[START RECORD EXTRACTS]

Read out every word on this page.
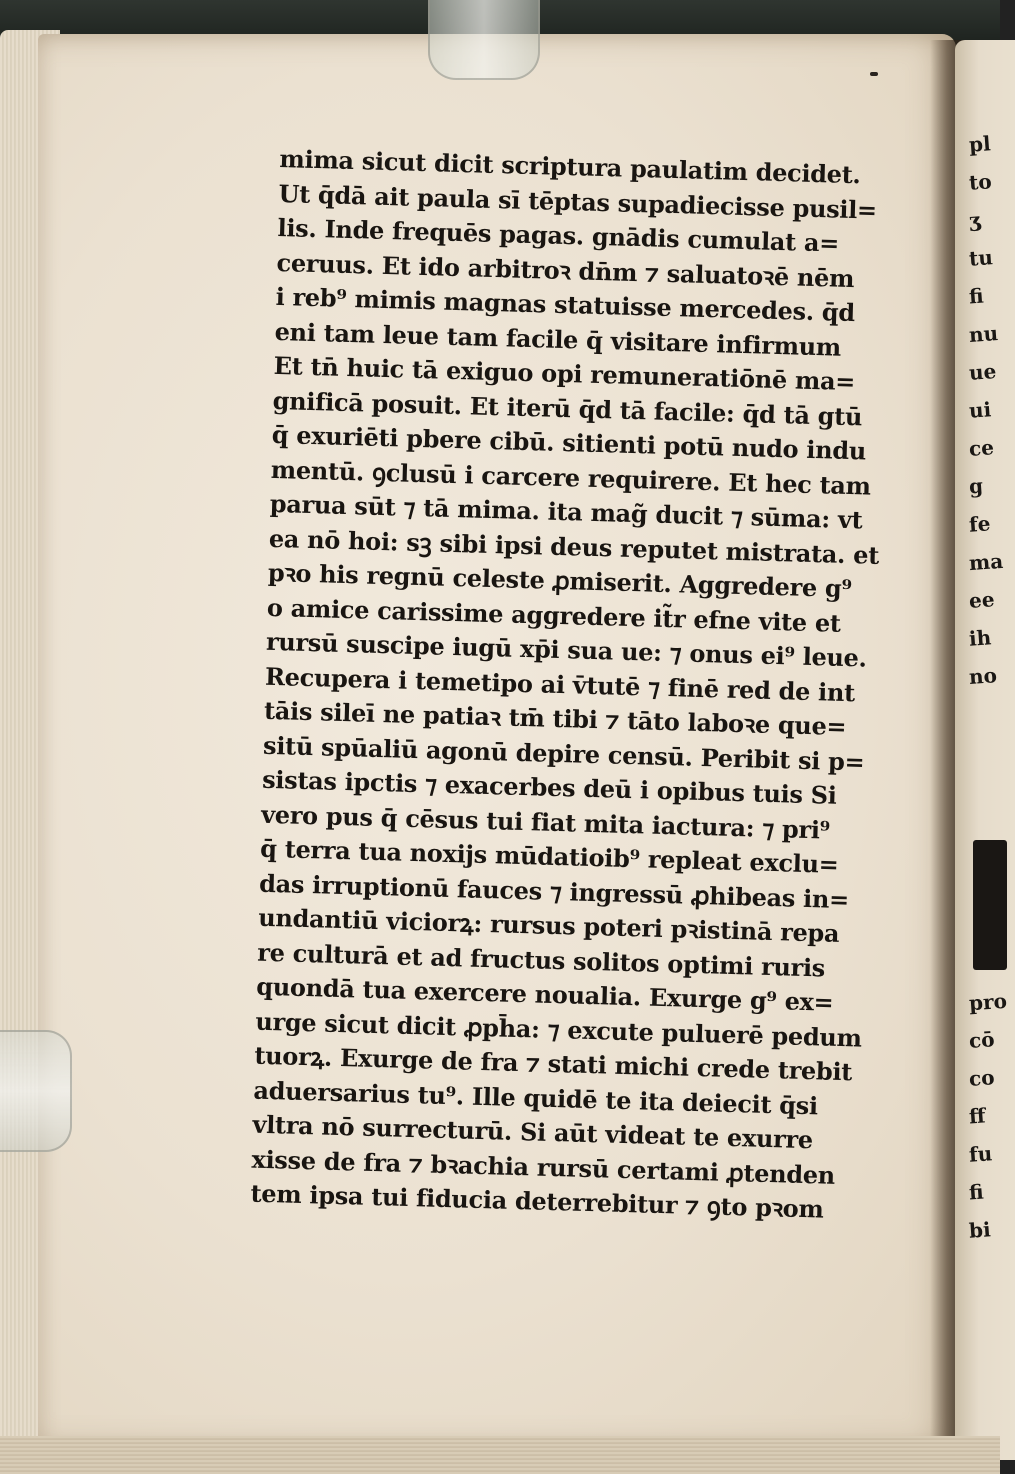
pl
to
ʒ
tu
fi
nu
ue
ui
ce
g
fe
ma
ee
ih
no
pro
cō
co
ff
fu
fi
bi
mima sicut dicit scriptura paulatim decidet.
Ut q̄dā ait paula sī tēptas supadiecisse pusil=
lis. Inde frequēs pagas. gnādis cumulat a=
ceruus. Et ido arbitroꝛ dn̄m ⁊ saluatoꝛē nēm
i reb⁹ mimis magnas statuisse mercedes. q̄d
eni tam leue tam facile q̄ visitare infirmum
Et tn̄ huic tā exiguo opi remuneratiōnē ma=
gnificā posuit. Et iterū q̄d tā facile: q̄d tā gtū
q̄ exuriēti pbere cibū. sitienti potū nudo indu
mentū. ꝯclusū i carcere requirere. Et hec tam
parua sūt ⁊ tā mima. ita mag̃ ducit ⁊ sūma: vt
ea nō hoi: sꝫ sibi ipsi deus reputet mistrata. et
pꝛo his regnū celeste ꝓmiserit. Aggredere g⁹
o amice carissime aggredere it̃r efne vite et
rursū suscipe iugū xp̄i sua ue: ⁊ onus ei⁹ leue.
Recupera i temetipo ai v̄tutē ⁊ finē red de int
tāis sileī ne patiaꝛ tm̄ tibi ⁊ tāto laboꝛe que=
sitū spūaliū agonū depire censū. Peribit si p=
sistas ipctis ⁊ exacerbes deū i opibus tuis Si
vero pus q̄ cēsus tui fiat mita iactura: ⁊ pri⁹
q̄ terra tua noxijs mūdatioib⁹ repleat exclu=
das irruptionū fauces ⁊ ingressū ꝓhibeas in=
undantiū viciorꝝ: rursus poteri pꝛistinā repa
re culturā et ad fructus solitos optimi ruris
quondā tua exercere noualia. Exurge g⁹ ex=
urge sicut dicit ꝓph̄a: ⁊ excute puluerē pedum
tuorꝝ. Exurge de fra ⁊ stati michi crede trebit
aduersarius tu⁹. Ille quidē te ita deiecit q̄si
vltra nō surrecturū. Si aūt videat te exurre
xisse de fra ⁊ bꝛachia rursū certami ꝓtenden
tem ipsa tui fiducia deterrebitur ⁊ ꝯto pꝛom
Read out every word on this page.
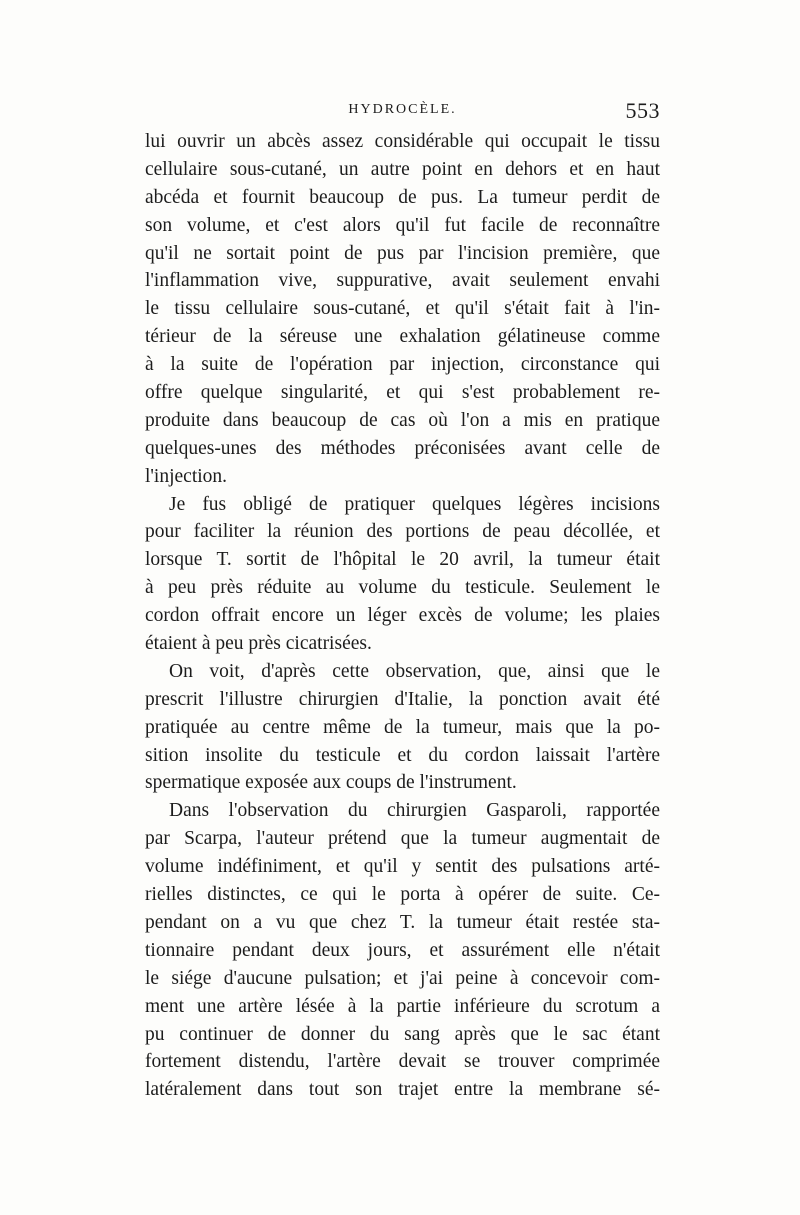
HYDROCÈLE.	553
lui ouvrir un abcès assez considérable qui occupait le tissu
cellulaire sous-cutané, un autre point en dehors et en haut
abcéda et fournit beaucoup de pus. La tumeur perdit de
son volume, et c'est alors qu'il fut facile de reconnaître
qu'il ne sortait point de pus par l'incision première, que
l'inflammation vive, suppurative, avait seulement envahi
le tissu cellulaire sous-cutané, et qu'il s'était fait à l'in-
térieur de la séreuse une exhalation gélatineuse comme
à la suite de l'opération par injection, circonstance qui
offre quelque singularité, et qui s'est probablement re-
produite dans beaucoup de cas où l'on a mis en pratique
quelques-unes des méthodes préconisées avant celle de
l'injection.
Je fus obligé de pratiquer quelques légères incisions
pour faciliter la réunion des portions de peau décollée, et
lorsque T. sortit de l'hôpital le 20 avril, la tumeur était
à peu près réduite au volume du testicule. Seulement le
cordon offrait encore un léger excès de volume; les plaies
étaient à peu près cicatrisées.
On voit, d'après cette observation, que, ainsi que le
prescrit l'illustre chirurgien d'Italie, la ponction avait été
pratiquée au centre même de la tumeur, mais que la po-
sition insolite du testicule et du cordon laissait l'artère
spermatique exposée aux coups de l'instrument.
Dans l'observation du chirurgien Gasparoli, rapportée
par Scarpa, l'auteur prétend que la tumeur augmentait de
volume indéfiniment, et qu'il y sentit des pulsations arté-
rielles distinctes, ce qui le porta à opérer de suite. Ce-
pendant on a vu que chez T. la tumeur était restée sta-
tionnaire pendant deux jours, et assurément elle n'était
le siége d'aucune pulsation; et j'ai peine à concevoir com-
ment une artère lésée à la partie inférieure du scrotum a
pu continuer de donner du sang après que le sac étant
fortement distendu, l'artère devait se trouver comprimée
latéralement dans tout son trajet entre la membrane sé-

[END RECORD EXTRACTS]

## WRITTEN INSTRUCTION
The records above should be reproduced exactly, with no pictures included.

## FINISHED EXERCISE
Read out every word on this page.
pl
to
ʒ
tu
fi
nu
ue
ui
ce
g
fe
ma
ee
ih
no
pro
cō
co
ff
fu
fi
bi
mima sicut dicit scriptura paulatim decidet.
Ut q̄dā ait paula sī tēptas supadiecisse pusil=
lis. Inde frequēs pagas. gnādis cumulat a=
ceruus. Et ido arbitroꝛ dn̄m ⁊ saluatoꝛē nēm
i reb⁹ mimis magnas statuisse mercedes. q̄d
eni tam leue tam facile q̄ visitare infirmum
Et tn̄ huic tā exiguo opi remuneratiōnē ma=
gnificā posuit. Et iterū q̄d tā facile: q̄d tā gtū
q̄ exuriēti pbere cibū. sitienti potū nudo indu
mentū. ꝯclusū i carcere requirere. Et hec tam
parua sūt ⁊ tā mima. ita mag̃ ducit ⁊ sūma: vt
ea nō hoi: sꝫ sibi ipsi deus reputet mistrata. et
pꝛo his regnū celeste ꝓmiserit. Aggredere g⁹
o amice carissime aggredere it̃r efne vite et
rursū suscipe iugū xp̄i sua ue: ⁊ onus ei⁹ leue.
Recupera i temetipo ai v̄tutē ⁊ finē red de int
tāis sileī ne patiaꝛ tm̄ tibi ⁊ tāto laboꝛe que=
sitū spūaliū agonū depire censū. Peribit si p=
sistas ipctis ⁊ exacerbes deū i opibus tuis Si
vero pus q̄ cēsus tui fiat mita iactura: ⁊ pri⁹
q̄ terra tua noxijs mūdatioib⁹ repleat exclu=
das irruptionū fauces ⁊ ingressū ꝓhibeas in=
undantiū viciorꝝ: rursus poteri pꝛistinā repa
re culturā et ad fructus solitos optimi ruris
quondā tua exercere noualia. Exurge g⁹ ex=
urge sicut dicit ꝓph̄a: ⁊ excute puluerē pedum
tuorꝝ. Exurge de fra ⁊ stati michi crede trebit
aduersarius tu⁹. Ille quidē te ita deiecit q̄si
vltra nō surrecturū. Si aūt videat te exurre
xisse de fra ⁊ bꝛachia rursū certami ꝓtenden
tem ipsa tui fiducia deterrebitur ⁊ ꝯto pꝛom
Read out every word on this page.
HYDROCÈLE.	553
lui ouvrir un abcès assez considérable qui occupait le tissu
cellulaire sous-cutané, un autre point en dehors et en haut
abcéda et fournit beaucoup de pus. La tumeur perdit de
son volume, et c'est alors qu'il fut facile de reconnaître
qu'il ne sortait point de pus par l'incision première, que
l'inflammation vive, suppurative, avait seulement envahi
le tissu cellulaire sous-cutané, et qu'il s'était fait à l'in-
térieur de la séreuse une exhalation gélatineuse comme
à la suite de l'opération par injection, circonstance qui
offre quelque singularité, et qui s'est probablement re-
produite dans beaucoup de cas où l'on a mis en pratique
quelques-unes des méthodes préconisées avant celle de
l'injection.
Je fus obligé de pratiquer quelques légères incisions
pour faciliter la réunion des portions de peau décollée, et
lorsque T. sortit de l'hôpital le 20 avril, la tumeur était
à peu près réduite au volume du testicule. Seulement le
cordon offrait encore un léger excès de volume; les plaies
étaient à peu près cicatrisées.
On voit, d'après cette observation, que, ainsi que le
prescrit l'illustre chirurgien d'Italie, la ponction avait été
pratiquée au centre même de la tumeur, mais que la po-
sition insolite du testicule et du cordon laissait l'artère
spermatique exposée aux coups de l'instrument.
Dans l'observation du chirurgien Gasparoli, rapportée
par Scarpa, l'auteur prétend que la tumeur augmentait de
volume indéfiniment, et qu'il y sentit des pulsations arté-
rielles distinctes, ce qui le porta à opérer de suite. Ce-
pendant on a vu que chez T. la tumeur était restée sta-
tionnaire pendant deux jours, et assurément elle n'était
le siége d'aucune pulsation; et j'ai peine à concevoir com-
ment une artère lésée à la partie inférieure du scrotum a
pu continuer de donner du sang après que le sac étant
fortement distendu, l'artère devait se trouver comprimée
latéralement dans tout son trajet entre la membrane sé-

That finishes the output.